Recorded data
....

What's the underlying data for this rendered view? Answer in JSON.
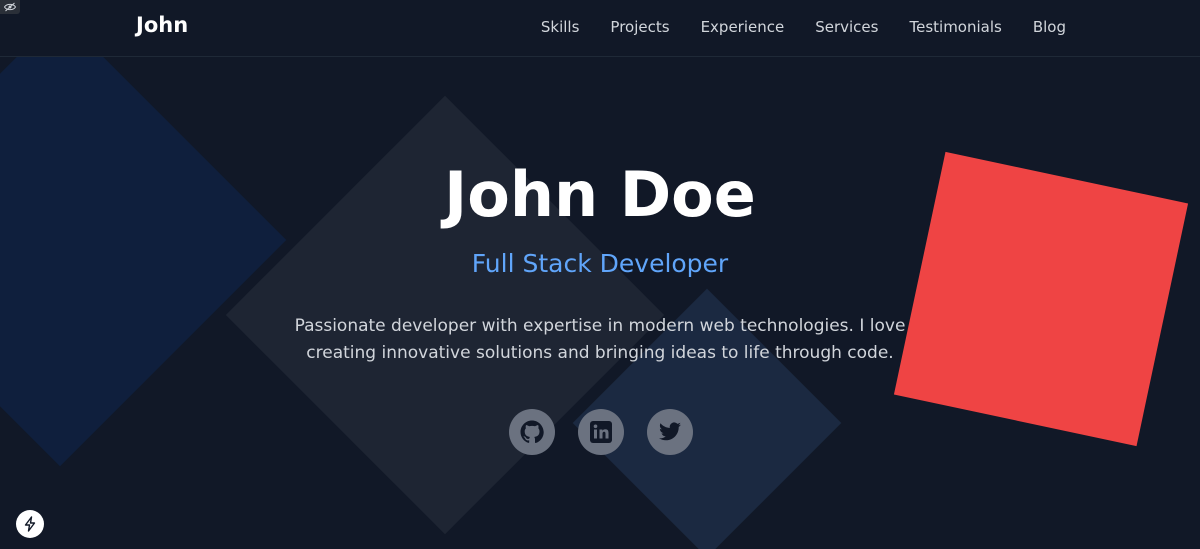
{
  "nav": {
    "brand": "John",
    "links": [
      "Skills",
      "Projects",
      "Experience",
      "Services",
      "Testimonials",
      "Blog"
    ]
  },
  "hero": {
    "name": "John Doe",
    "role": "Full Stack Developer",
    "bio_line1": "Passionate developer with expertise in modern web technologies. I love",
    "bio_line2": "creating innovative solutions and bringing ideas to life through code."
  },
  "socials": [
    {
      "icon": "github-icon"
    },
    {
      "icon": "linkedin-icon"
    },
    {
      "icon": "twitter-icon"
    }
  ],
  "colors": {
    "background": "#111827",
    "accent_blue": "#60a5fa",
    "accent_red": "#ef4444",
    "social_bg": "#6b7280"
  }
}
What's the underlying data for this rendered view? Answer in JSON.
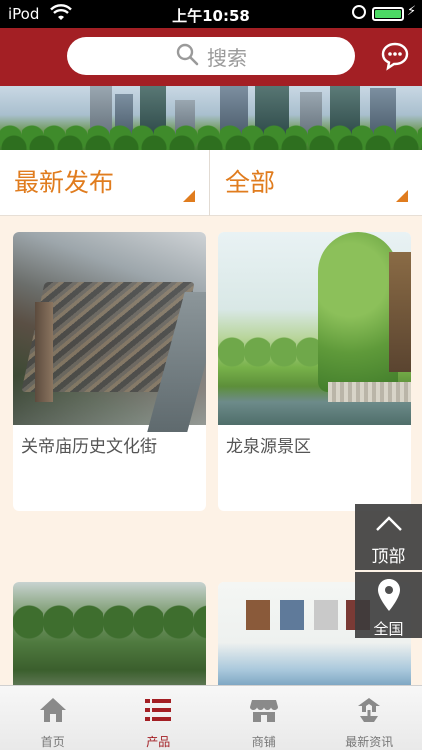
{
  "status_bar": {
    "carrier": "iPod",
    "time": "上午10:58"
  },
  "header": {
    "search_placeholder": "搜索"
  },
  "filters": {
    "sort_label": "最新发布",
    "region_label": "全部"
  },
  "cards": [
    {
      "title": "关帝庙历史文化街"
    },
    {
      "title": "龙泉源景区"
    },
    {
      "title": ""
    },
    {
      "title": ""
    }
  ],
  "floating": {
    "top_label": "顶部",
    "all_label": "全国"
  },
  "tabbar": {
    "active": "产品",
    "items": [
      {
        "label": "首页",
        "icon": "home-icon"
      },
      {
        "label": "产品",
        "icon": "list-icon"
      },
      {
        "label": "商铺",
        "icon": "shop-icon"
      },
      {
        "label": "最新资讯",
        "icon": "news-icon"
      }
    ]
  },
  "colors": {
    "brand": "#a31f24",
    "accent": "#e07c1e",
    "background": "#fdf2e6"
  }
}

....

[YOUR GOAL] Transcribe the full listing character for character. Pictures are excluded.

[RESULT OF THE EXERCISE]
What's the underlying data for this rendered view? Answer in JSON.
{
  "nav": {
    "brand": "John",
    "links": [
      "Skills",
      "Projects",
      "Experience",
      "Services",
      "Testimonials",
      "Blog"
    ]
  },
  "hero": {
    "name": "John Doe",
    "role": "Full Stack Developer",
    "bio_line1": "Passionate developer with expertise in modern web technologies. I love",
    "bio_line2": "creating innovative solutions and bringing ideas to life through code."
  },
  "socials": [
    {
      "icon": "github-icon"
    },
    {
      "icon": "linkedin-icon"
    },
    {
      "icon": "twitter-icon"
    }
  ],
  "colors": {
    "background": "#111827",
    "accent_blue": "#60a5fa",
    "accent_red": "#ef4444",
    "social_bg": "#6b7280"
  }
}
What's the underlying data for this rendered view? Answer in JSON.
{
  "status_bar": {
    "carrier": "iPod",
    "time": "上午10:58"
  },
  "header": {
    "search_placeholder": "搜索"
  },
  "filters": {
    "sort_label": "最新发布",
    "region_label": "全部"
  },
  "cards": [
    {
      "title": "关帝庙历史文化街"
    },
    {
      "title": "龙泉源景区"
    },
    {
      "title": ""
    },
    {
      "title": ""
    }
  ],
  "floating": {
    "top_label": "顶部",
    "all_label": "全国"
  },
  "tabbar": {
    "active": "产品",
    "items": [
      {
        "label": "首页",
        "icon": "home-icon"
      },
      {
        "label": "产品",
        "icon": "list-icon"
      },
      {
        "label": "商铺",
        "icon": "shop-icon"
      },
      {
        "label": "最新资讯",
        "icon": "news-icon"
      }
    ]
  },
  "colors": {
    "brand": "#a31f24",
    "accent": "#e07c1e",
    "background": "#fdf2e6"
  }
}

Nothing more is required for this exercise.